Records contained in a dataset
--- START ---
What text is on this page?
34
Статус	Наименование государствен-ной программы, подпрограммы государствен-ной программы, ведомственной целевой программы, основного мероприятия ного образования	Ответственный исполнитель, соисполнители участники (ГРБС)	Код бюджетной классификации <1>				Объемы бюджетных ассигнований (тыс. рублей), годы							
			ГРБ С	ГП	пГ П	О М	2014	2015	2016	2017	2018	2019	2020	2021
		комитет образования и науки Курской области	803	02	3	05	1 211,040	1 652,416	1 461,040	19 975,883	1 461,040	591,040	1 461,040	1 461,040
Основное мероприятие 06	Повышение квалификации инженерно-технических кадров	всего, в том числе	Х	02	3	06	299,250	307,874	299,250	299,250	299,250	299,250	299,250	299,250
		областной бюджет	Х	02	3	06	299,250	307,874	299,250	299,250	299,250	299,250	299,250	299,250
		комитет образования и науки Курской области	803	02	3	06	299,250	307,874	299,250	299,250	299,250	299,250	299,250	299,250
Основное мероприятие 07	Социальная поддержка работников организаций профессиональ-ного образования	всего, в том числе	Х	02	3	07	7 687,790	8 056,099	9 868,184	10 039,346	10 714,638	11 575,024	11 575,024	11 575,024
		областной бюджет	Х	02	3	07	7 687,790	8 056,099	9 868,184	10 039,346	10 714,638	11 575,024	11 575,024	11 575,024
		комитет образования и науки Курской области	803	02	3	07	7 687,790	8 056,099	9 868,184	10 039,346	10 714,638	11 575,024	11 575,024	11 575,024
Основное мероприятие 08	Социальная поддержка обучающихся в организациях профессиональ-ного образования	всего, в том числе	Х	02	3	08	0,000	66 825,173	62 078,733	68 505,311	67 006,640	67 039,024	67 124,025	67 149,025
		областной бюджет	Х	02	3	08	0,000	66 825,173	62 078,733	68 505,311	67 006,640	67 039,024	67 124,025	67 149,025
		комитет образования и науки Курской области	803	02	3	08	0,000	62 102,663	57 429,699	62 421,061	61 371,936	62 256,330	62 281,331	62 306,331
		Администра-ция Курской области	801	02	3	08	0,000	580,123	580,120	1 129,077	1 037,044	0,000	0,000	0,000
--- END ---
Exercise directions
Find every line with "областной" in the listing and state how many there are, nothing else.

Problem solution
3